══ Source material
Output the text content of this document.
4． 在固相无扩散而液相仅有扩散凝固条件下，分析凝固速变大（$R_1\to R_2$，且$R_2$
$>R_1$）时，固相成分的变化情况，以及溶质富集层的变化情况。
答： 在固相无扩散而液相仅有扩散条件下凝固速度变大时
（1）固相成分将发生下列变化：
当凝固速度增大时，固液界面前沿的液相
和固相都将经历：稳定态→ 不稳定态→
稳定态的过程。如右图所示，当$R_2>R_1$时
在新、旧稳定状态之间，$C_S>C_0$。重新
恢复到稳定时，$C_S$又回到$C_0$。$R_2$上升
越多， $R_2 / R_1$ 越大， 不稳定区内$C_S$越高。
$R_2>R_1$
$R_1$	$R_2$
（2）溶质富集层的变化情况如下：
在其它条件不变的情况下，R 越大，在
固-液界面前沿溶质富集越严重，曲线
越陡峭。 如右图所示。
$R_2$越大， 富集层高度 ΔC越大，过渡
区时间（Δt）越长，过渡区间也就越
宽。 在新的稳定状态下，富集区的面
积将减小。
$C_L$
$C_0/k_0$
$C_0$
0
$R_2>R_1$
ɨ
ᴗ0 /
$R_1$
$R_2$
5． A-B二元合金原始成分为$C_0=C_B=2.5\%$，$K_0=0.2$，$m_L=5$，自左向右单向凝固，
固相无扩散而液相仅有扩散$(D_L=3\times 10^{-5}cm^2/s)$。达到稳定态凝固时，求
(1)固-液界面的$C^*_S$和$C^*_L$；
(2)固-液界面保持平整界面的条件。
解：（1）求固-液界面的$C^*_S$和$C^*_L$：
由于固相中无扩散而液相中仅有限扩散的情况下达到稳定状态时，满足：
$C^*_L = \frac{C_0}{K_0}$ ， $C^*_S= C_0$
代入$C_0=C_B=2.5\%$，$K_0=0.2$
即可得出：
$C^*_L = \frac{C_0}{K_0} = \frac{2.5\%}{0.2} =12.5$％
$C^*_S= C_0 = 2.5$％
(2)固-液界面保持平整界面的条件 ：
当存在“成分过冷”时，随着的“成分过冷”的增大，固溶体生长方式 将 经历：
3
════
Stated goal :: Restate the whole listing exactly, leaving out nothing.

Result ::
Output the text content of this document.
4． 在固相无扩散而液相仅有扩散凝固条件下，分析凝固速变大（$R_1\to R_2$，且$R_2$
$>R_1$）时，固相成分的变化情况，以及溶质富集层的变化情况。
答： 在固相无扩散而液相仅有扩散条件下凝固速度变大时
（1）固相成分将发生下列变化：
当凝固速度增大时，固液界面前沿的液相
和固相都将经历：稳定态→ 不稳定态→
稳定态的过程。如右图所示，当$R_2>R_1$时
在新、旧稳定状态之间，$C_S>C_0$。重新
恢复到稳定时，$C_S$又回到$C_0$。$R_2$上升
越多， $R_2 / R_1$ 越大， 不稳定区内$C_S$越高。
$R_2>R_1$
$R_1$	$R_2$
（2）溶质富集层的变化情况如下：
在其它条件不变的情况下，R 越大，在
固-液界面前沿溶质富集越严重，曲线
越陡峭。 如右图所示。
$R_2$越大， 富集层高度 ΔC越大，过渡
区时间（Δt）越长，过渡区间也就越
宽。 在新的稳定状态下，富集区的面
积将减小。
$C_L$
$C_0/k_0$
$C_0$
0
$R_2>R_1$
ɨ
ᴗ0 /
$R_1$
$R_2$
5． A-B二元合金原始成分为$C_0=C_B=2.5\%$，$K_0=0.2$，$m_L=5$，自左向右单向凝固，
固相无扩散而液相仅有扩散$(D_L=3\times 10^{-5}cm^2/s)$。达到稳定态凝固时，求
(1)固-液界面的$C^*_S$和$C^*_L$；
(2)固-液界面保持平整界面的条件。
解：（1）求固-液界面的$C^*_S$和$C^*_L$：
由于固相中无扩散而液相中仅有限扩散的情况下达到稳定状态时，满足：
$C^*_L = \frac{C_0}{K_0}$ ， $C^*_S= C_0$
代入$C_0=C_B=2.5\%$，$K_0=0.2$
即可得出：
$C^*_L = \frac{C_0}{K_0} = \frac{2.5\%}{0.2} =12.5$％
$C^*_S= C_0 = 2.5$％
(2)固-液界面保持平整界面的条件 ：
当存在“成分过冷”时，随着的“成分过冷”的增大，固溶体生长方式 将 经历：
3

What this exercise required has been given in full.